### What to do
Each entry is to be retyped exactly as it appears, and each image is to be dropped.

(Images of pages and their text)
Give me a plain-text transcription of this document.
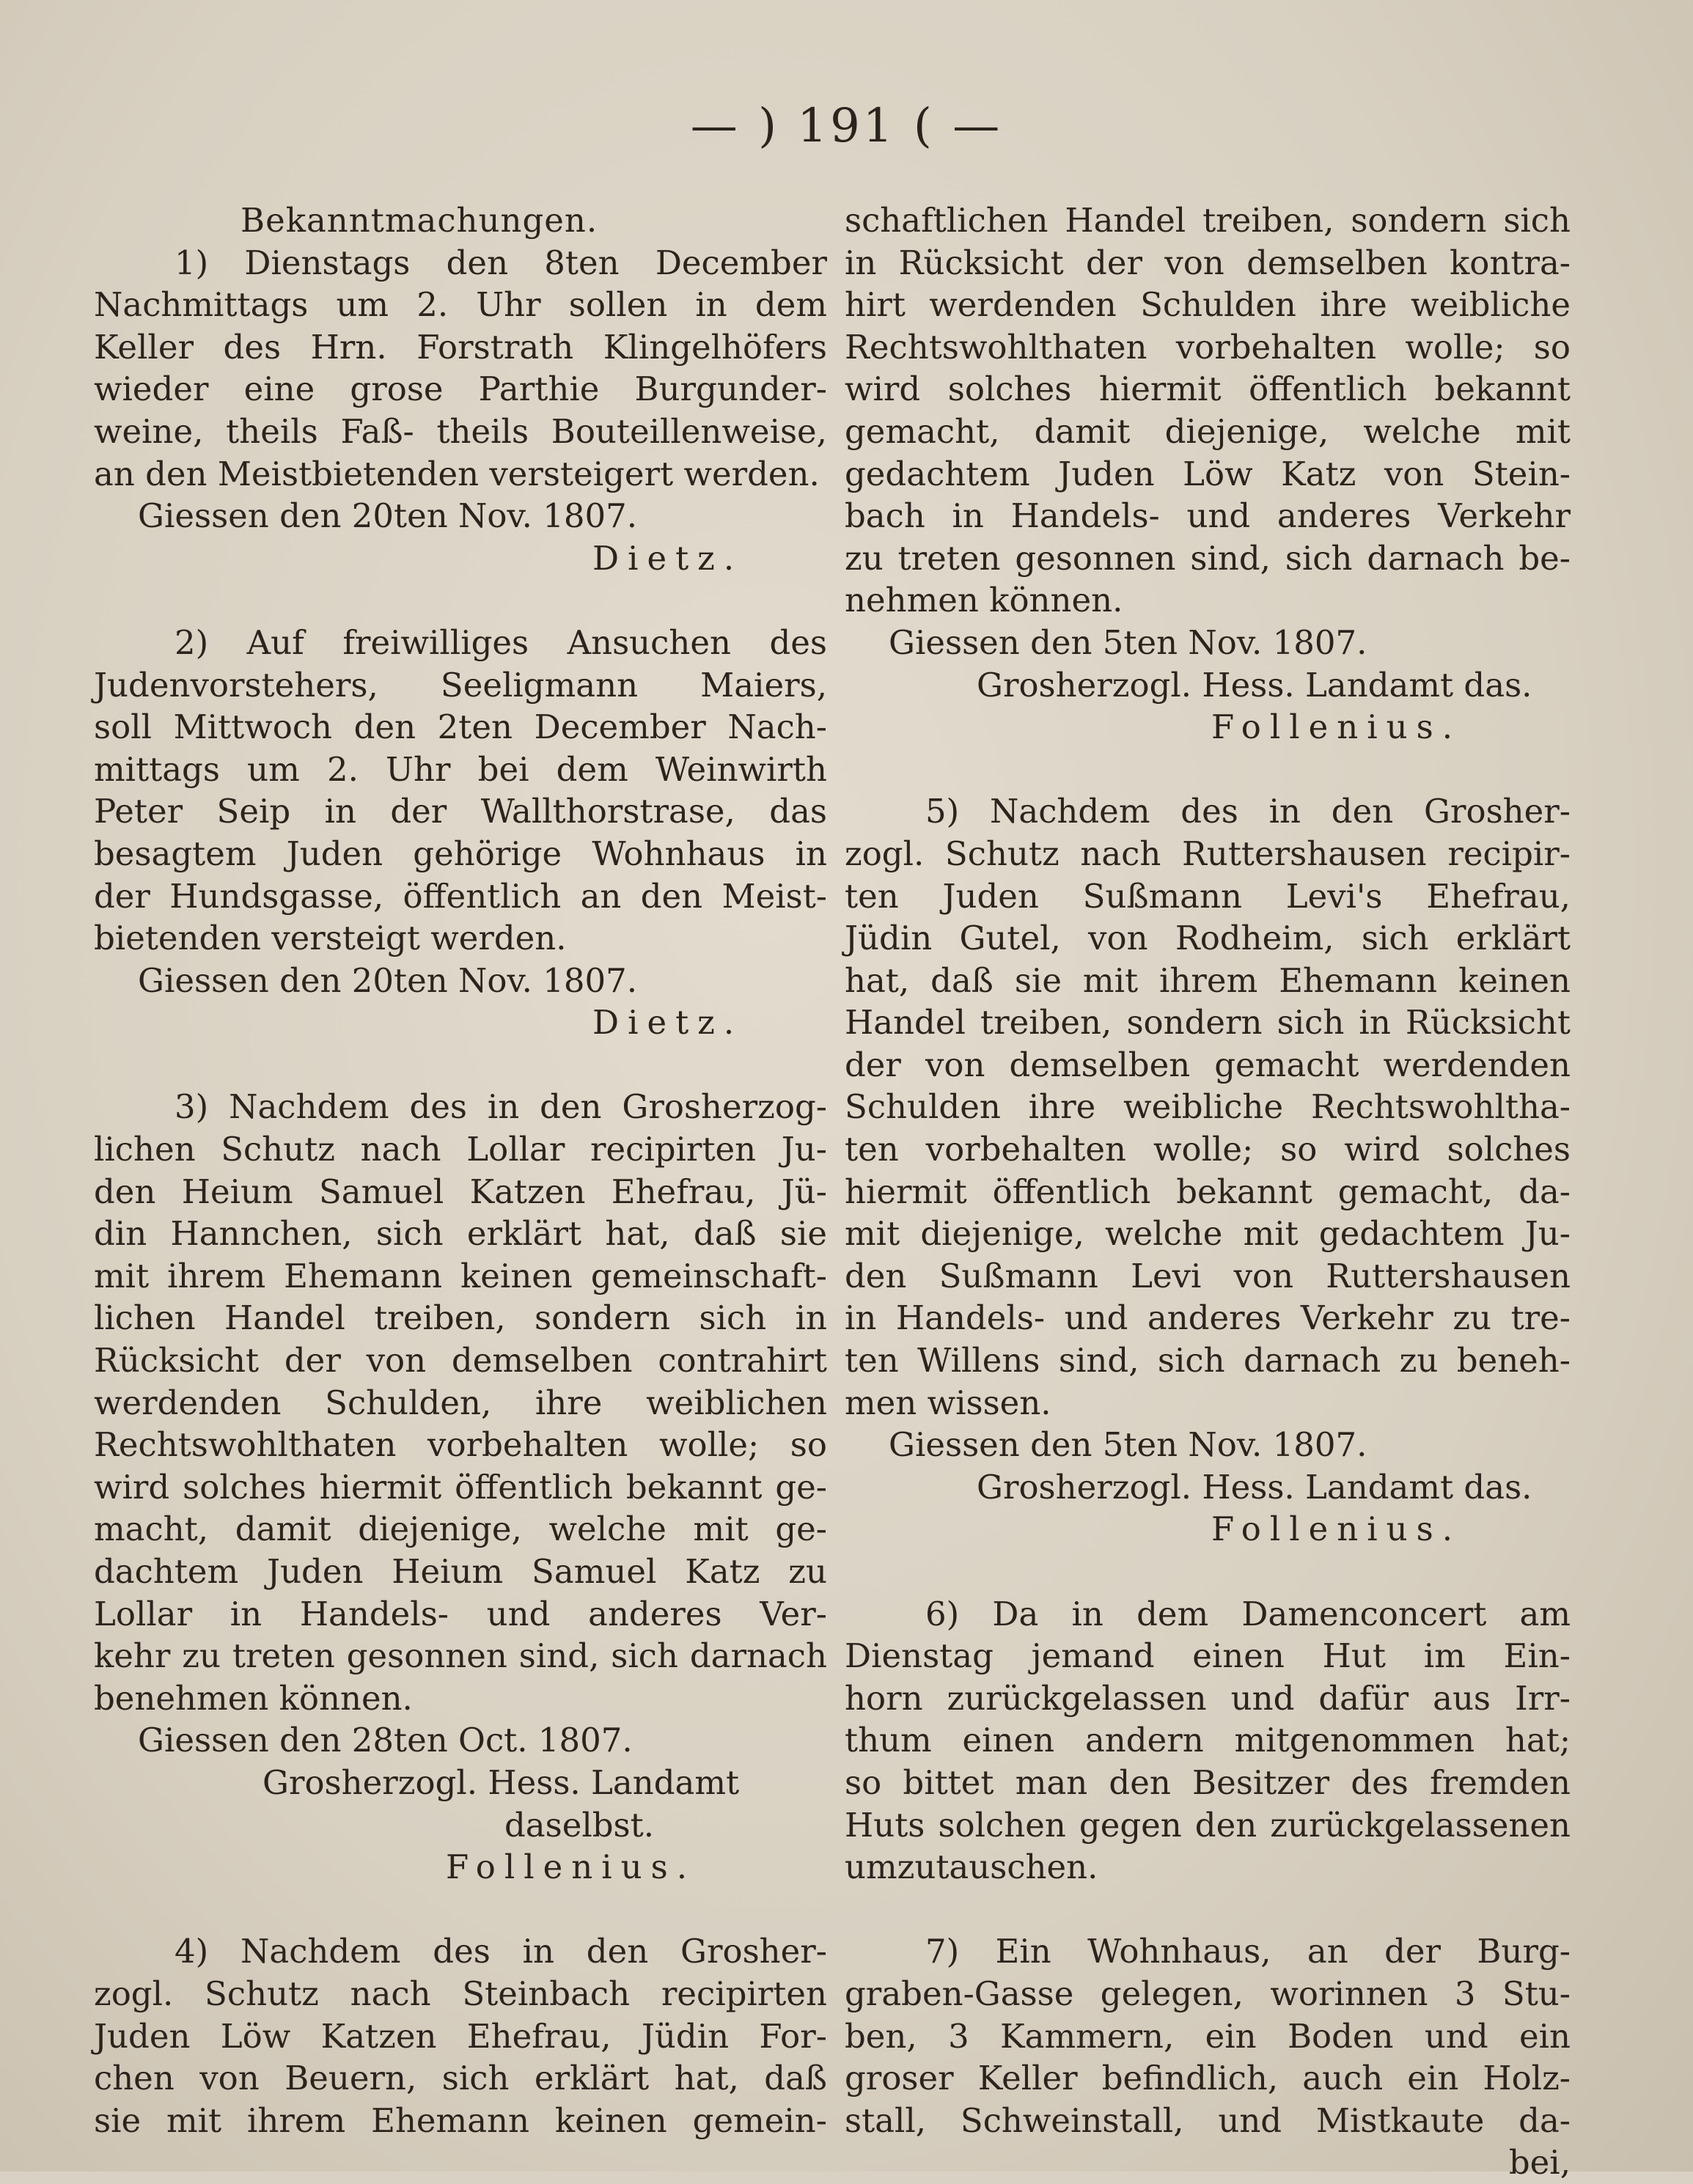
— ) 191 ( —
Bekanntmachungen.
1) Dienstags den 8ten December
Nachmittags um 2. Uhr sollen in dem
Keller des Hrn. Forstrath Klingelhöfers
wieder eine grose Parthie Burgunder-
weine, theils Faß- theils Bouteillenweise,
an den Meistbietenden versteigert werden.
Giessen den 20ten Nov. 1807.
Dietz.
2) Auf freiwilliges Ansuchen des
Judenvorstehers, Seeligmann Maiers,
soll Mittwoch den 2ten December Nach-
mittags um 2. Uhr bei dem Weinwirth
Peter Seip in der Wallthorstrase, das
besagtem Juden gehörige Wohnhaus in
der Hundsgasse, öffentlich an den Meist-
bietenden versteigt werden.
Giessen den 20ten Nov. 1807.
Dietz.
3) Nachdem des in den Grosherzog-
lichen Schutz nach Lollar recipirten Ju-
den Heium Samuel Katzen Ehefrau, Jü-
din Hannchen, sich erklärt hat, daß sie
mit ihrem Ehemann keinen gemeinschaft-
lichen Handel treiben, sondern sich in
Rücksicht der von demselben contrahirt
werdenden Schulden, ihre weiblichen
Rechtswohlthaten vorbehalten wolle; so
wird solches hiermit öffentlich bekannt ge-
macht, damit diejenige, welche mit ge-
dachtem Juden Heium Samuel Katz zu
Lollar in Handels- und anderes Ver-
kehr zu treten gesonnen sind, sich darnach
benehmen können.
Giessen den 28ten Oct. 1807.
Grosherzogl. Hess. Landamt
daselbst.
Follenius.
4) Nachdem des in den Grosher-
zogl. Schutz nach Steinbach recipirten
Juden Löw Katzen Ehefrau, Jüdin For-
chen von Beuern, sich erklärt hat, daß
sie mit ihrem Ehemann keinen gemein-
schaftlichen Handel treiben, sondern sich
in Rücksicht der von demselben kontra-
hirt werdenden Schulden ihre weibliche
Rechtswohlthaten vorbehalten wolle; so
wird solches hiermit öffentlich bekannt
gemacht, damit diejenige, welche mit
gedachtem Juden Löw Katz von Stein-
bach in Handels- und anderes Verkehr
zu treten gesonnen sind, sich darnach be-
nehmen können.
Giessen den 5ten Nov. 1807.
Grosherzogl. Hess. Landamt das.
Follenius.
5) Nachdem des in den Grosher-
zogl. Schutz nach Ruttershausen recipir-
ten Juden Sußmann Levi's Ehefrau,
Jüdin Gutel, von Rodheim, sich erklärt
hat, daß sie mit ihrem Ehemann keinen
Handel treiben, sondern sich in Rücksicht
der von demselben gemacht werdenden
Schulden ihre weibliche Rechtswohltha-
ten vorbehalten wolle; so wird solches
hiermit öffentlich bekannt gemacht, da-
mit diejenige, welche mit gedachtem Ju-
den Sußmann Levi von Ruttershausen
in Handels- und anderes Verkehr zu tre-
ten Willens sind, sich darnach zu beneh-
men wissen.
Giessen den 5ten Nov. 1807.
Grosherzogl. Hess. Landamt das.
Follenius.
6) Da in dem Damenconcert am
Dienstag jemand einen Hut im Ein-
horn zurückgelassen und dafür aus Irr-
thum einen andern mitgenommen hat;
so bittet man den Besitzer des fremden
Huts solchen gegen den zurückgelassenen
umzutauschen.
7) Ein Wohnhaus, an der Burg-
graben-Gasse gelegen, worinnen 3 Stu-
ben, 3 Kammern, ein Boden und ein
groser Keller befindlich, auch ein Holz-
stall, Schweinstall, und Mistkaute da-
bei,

### Solution for this exercise
Give me a plain-text transcription of this document.
— ) 191 ( —
Bekanntmachungen.
1) Dienstags den 8ten December
Nachmittags um 2. Uhr sollen in dem
Keller des Hrn. Forstrath Klingelhöfers
wieder eine grose Parthie Burgunder-
weine, theils Faß- theils Bouteillenweise,
an den Meistbietenden versteigert werden.
Giessen den 20ten Nov. 1807.
Dietz.
2) Auf freiwilliges Ansuchen des
Judenvorstehers, Seeligmann Maiers,
soll Mittwoch den 2ten December Nach-
mittags um 2. Uhr bei dem Weinwirth
Peter Seip in der Wallthorstrase, das
besagtem Juden gehörige Wohnhaus in
der Hundsgasse, öffentlich an den Meist-
bietenden versteigt werden.
Giessen den 20ten Nov. 1807.
Dietz.
3) Nachdem des in den Grosherzog-
lichen Schutz nach Lollar recipirten Ju-
den Heium Samuel Katzen Ehefrau, Jü-
din Hannchen, sich erklärt hat, daß sie
mit ihrem Ehemann keinen gemeinschaft-
lichen Handel treiben, sondern sich in
Rücksicht der von demselben contrahirt
werdenden Schulden, ihre weiblichen
Rechtswohlthaten vorbehalten wolle; so
wird solches hiermit öffentlich bekannt ge-
macht, damit diejenige, welche mit ge-
dachtem Juden Heium Samuel Katz zu
Lollar in Handels- und anderes Ver-
kehr zu treten gesonnen sind, sich darnach
benehmen können.
Giessen den 28ten Oct. 1807.
Grosherzogl. Hess. Landamt
daselbst.
Follenius.
4) Nachdem des in den Grosher-
zogl. Schutz nach Steinbach recipirten
Juden Löw Katzen Ehefrau, Jüdin For-
chen von Beuern, sich erklärt hat, daß
sie mit ihrem Ehemann keinen gemein-
schaftlichen Handel treiben, sondern sich
in Rücksicht der von demselben kontra-
hirt werdenden Schulden ihre weibliche
Rechtswohlthaten vorbehalten wolle; so
wird solches hiermit öffentlich bekannt
gemacht, damit diejenige, welche mit
gedachtem Juden Löw Katz von Stein-
bach in Handels- und anderes Verkehr
zu treten gesonnen sind, sich darnach be-
nehmen können.
Giessen den 5ten Nov. 1807.
Grosherzogl. Hess. Landamt das.
Follenius.
5) Nachdem des in den Grosher-
zogl. Schutz nach Ruttershausen recipir-
ten Juden Sußmann Levi's Ehefrau,
Jüdin Gutel, von Rodheim, sich erklärt
hat, daß sie mit ihrem Ehemann keinen
Handel treiben, sondern sich in Rücksicht
der von demselben gemacht werdenden
Schulden ihre weibliche Rechtswohltha-
ten vorbehalten wolle; so wird solches
hiermit öffentlich bekannt gemacht, da-
mit diejenige, welche mit gedachtem Ju-
den Sußmann Levi von Ruttershausen
in Handels- und anderes Verkehr zu tre-
ten Willens sind, sich darnach zu beneh-
men wissen.
Giessen den 5ten Nov. 1807.
Grosherzogl. Hess. Landamt das.
Follenius.
6) Da in dem Damenconcert am
Dienstag jemand einen Hut im Ein-
horn zurückgelassen und dafür aus Irr-
thum einen andern mitgenommen hat;
so bittet man den Besitzer des fremden
Huts solchen gegen den zurückgelassenen
umzutauschen.
7) Ein Wohnhaus, an der Burg-
graben-Gasse gelegen, worinnen 3 Stu-
ben, 3 Kammern, ein Boden und ein
groser Keller befindlich, auch ein Holz-
stall, Schweinstall, und Mistkaute da-
bei,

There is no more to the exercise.